A run of records:
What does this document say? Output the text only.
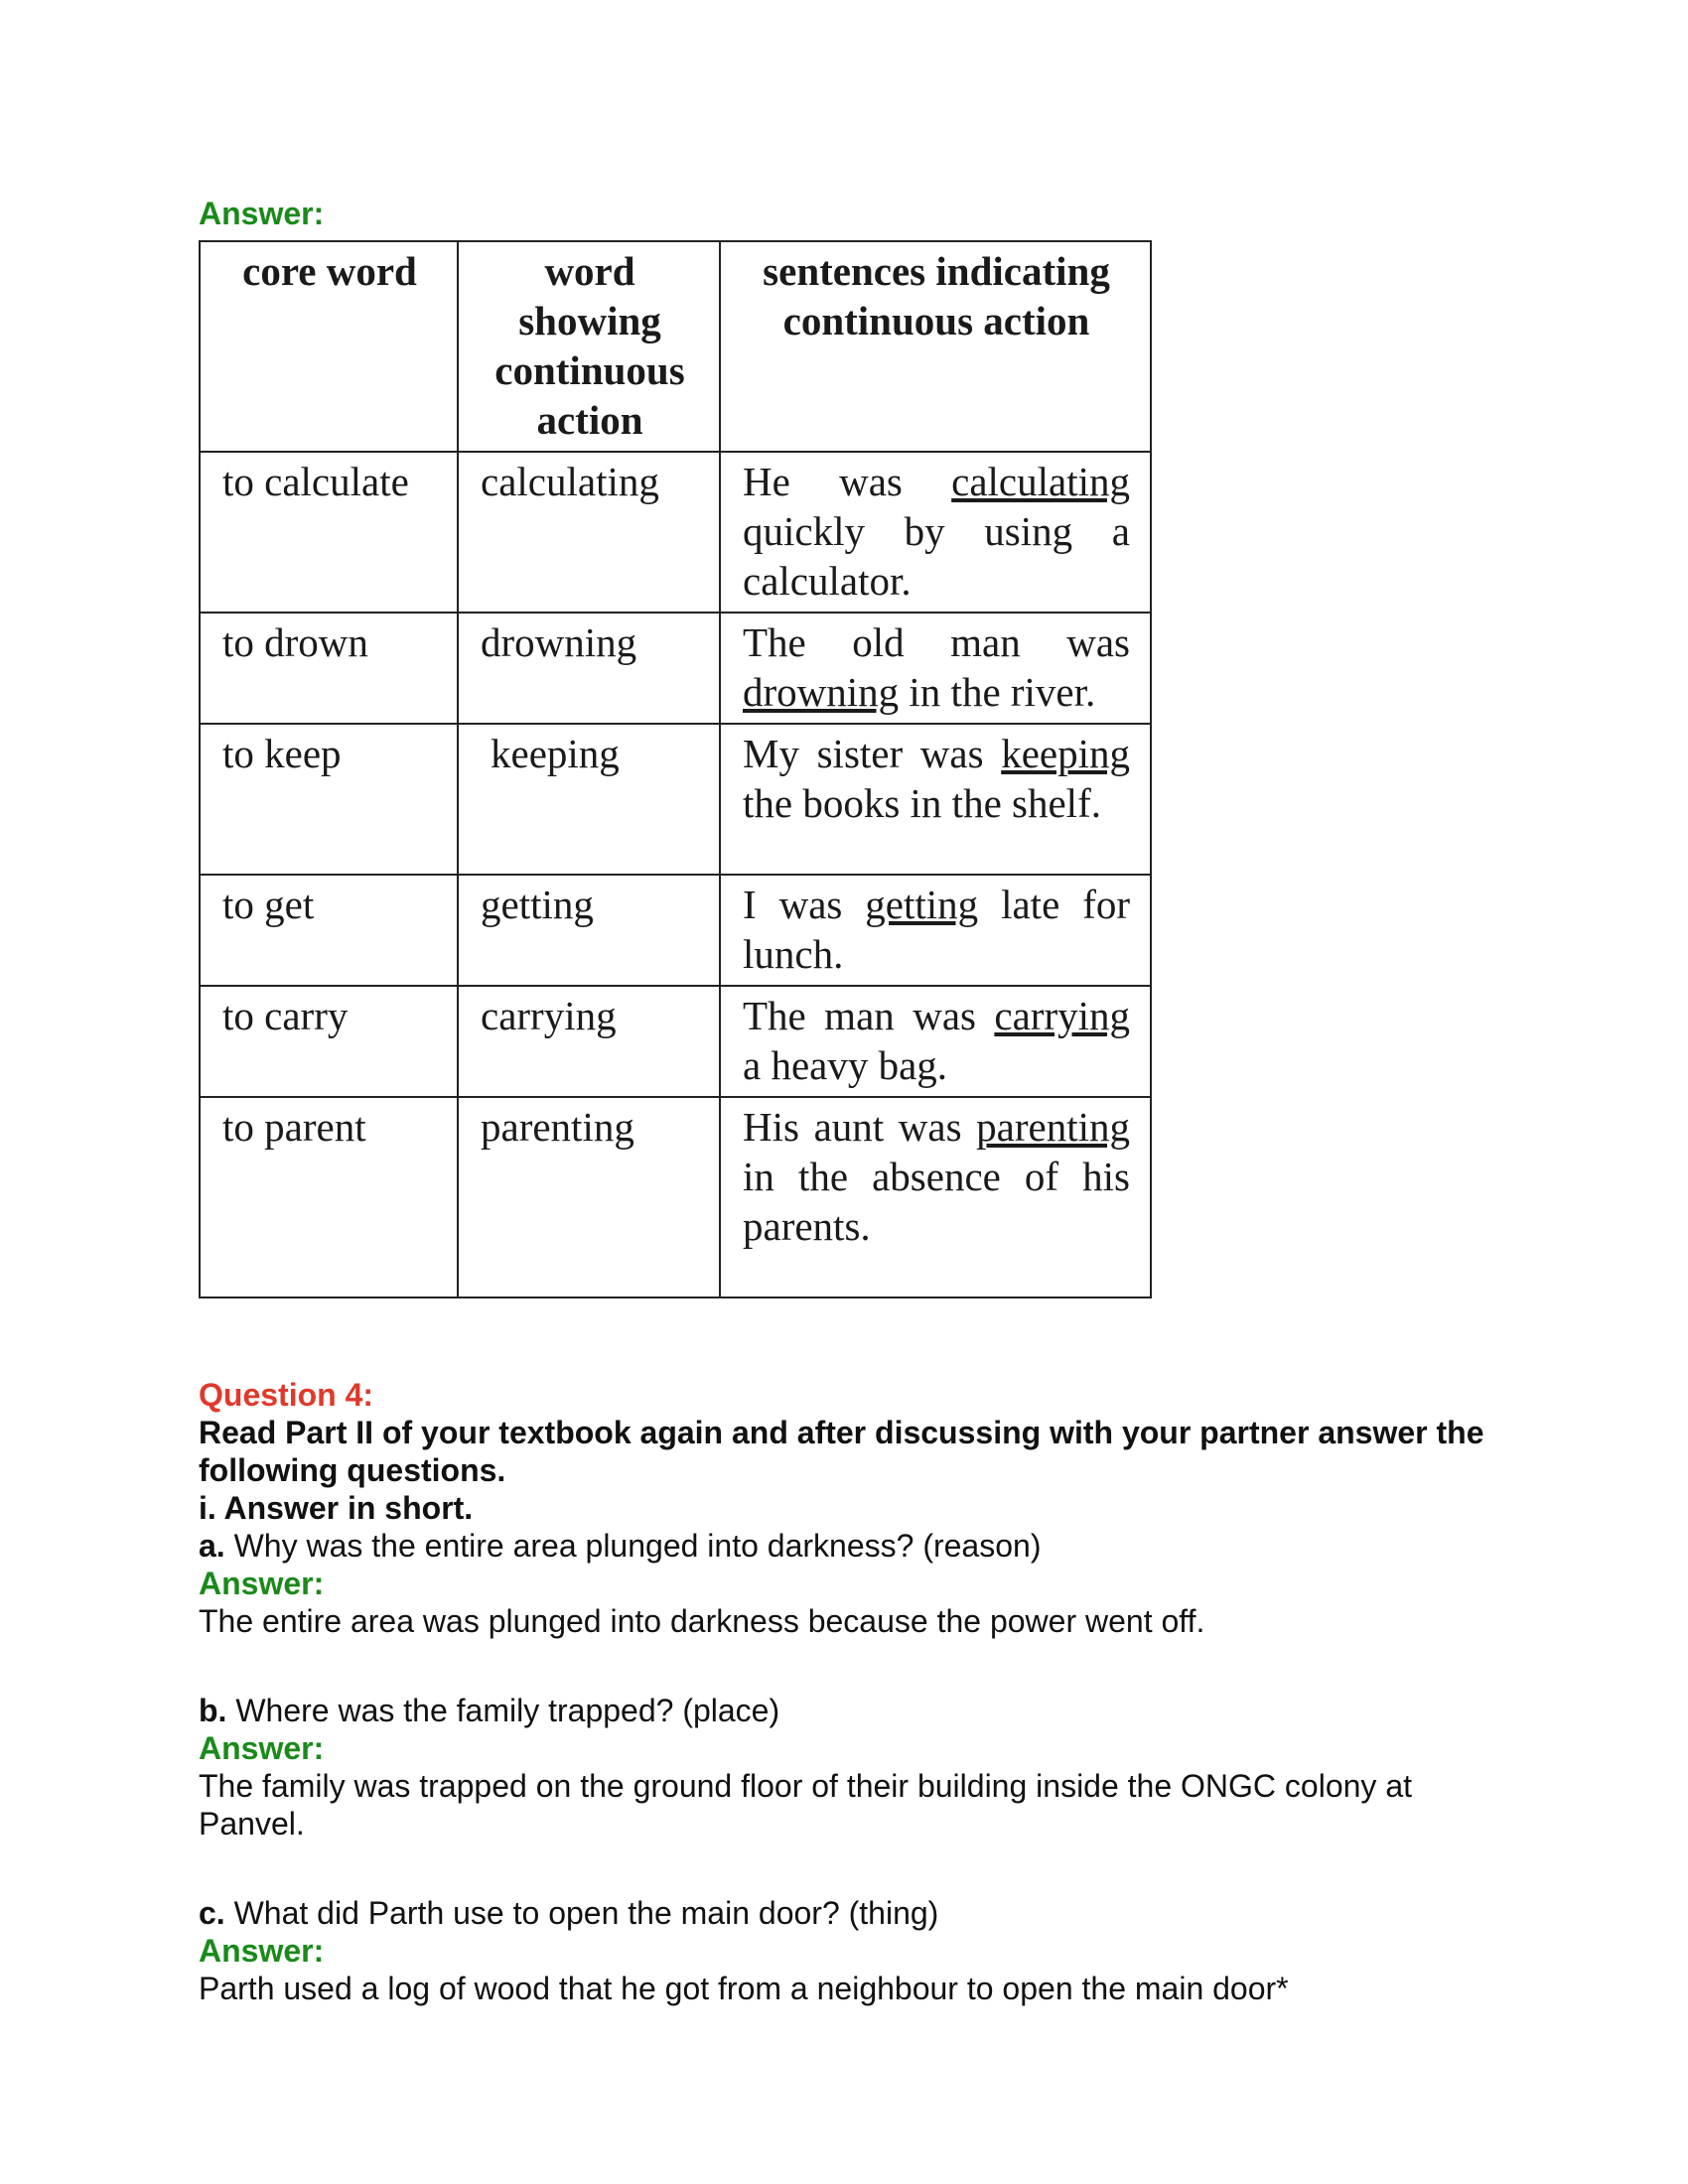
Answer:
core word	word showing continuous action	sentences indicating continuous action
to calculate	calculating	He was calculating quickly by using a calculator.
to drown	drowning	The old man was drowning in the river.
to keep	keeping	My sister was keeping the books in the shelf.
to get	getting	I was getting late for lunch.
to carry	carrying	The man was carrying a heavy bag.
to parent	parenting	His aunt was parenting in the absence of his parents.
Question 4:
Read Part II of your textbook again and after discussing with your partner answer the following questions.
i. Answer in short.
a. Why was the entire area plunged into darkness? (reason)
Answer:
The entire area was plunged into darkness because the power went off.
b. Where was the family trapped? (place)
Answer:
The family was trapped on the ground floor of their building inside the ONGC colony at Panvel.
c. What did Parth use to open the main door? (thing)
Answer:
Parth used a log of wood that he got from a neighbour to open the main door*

--

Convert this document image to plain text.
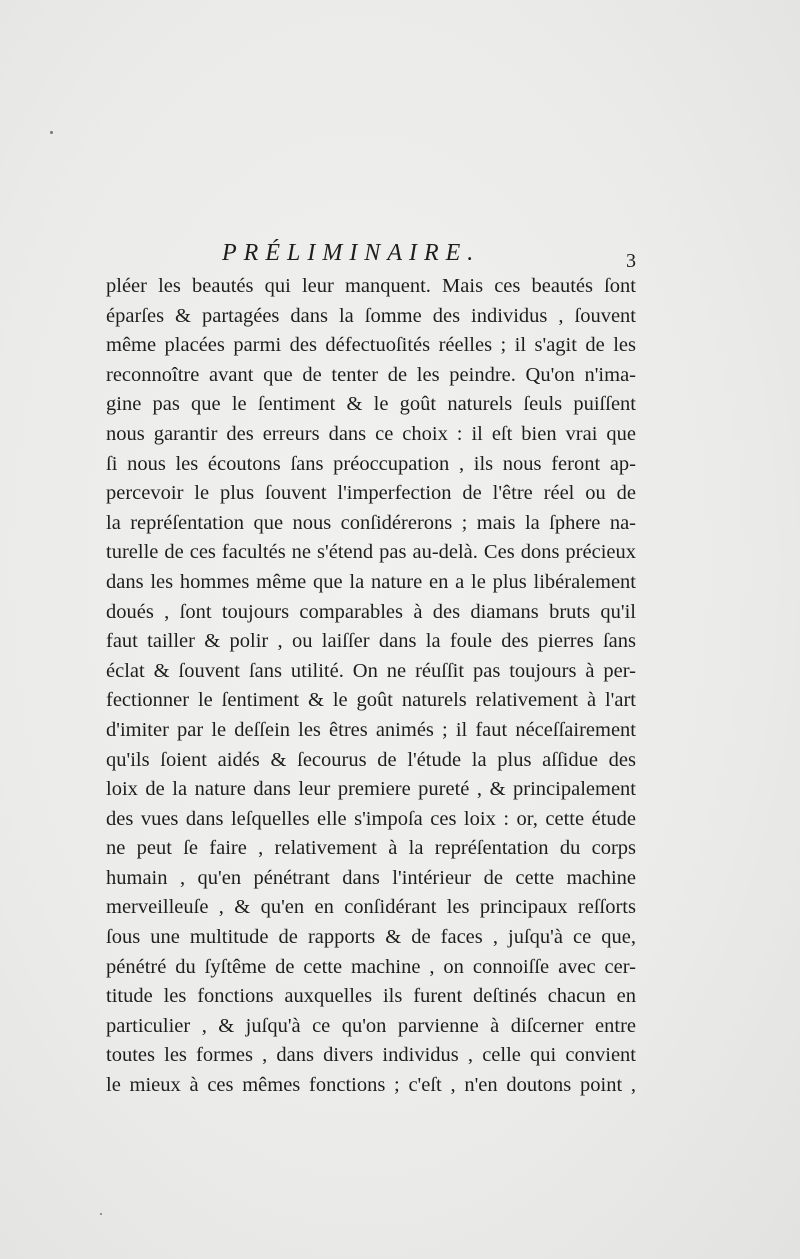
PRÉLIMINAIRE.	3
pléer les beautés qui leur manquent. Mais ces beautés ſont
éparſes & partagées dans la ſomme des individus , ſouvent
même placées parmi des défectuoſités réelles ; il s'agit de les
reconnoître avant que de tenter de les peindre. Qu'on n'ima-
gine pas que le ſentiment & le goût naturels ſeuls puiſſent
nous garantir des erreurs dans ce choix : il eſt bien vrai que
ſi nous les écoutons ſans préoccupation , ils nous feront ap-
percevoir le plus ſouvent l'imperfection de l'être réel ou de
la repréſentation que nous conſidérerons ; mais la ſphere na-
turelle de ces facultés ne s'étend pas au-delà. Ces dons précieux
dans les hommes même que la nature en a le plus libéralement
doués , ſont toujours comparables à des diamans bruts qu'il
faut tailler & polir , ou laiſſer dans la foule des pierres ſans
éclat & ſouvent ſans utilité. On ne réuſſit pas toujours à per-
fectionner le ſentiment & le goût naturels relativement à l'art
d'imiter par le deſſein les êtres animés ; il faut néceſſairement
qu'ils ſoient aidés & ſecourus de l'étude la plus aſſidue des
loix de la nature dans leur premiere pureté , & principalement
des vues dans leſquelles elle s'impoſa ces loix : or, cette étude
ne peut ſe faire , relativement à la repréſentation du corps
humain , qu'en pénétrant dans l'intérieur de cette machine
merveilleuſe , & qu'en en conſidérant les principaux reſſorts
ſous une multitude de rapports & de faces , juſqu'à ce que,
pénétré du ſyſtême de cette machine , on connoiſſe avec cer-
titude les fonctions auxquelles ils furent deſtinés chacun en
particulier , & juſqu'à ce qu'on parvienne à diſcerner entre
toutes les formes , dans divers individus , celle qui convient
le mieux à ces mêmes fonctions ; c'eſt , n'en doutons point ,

**Exercise directions**
Among the records above, find each line holding the string "repréſentation" and pull it out.

**Completed exercise**
la repréſentation que nous conſidérerons ; mais la ſphere na-
ne peut ſe faire , relativement à la repréſentation du corps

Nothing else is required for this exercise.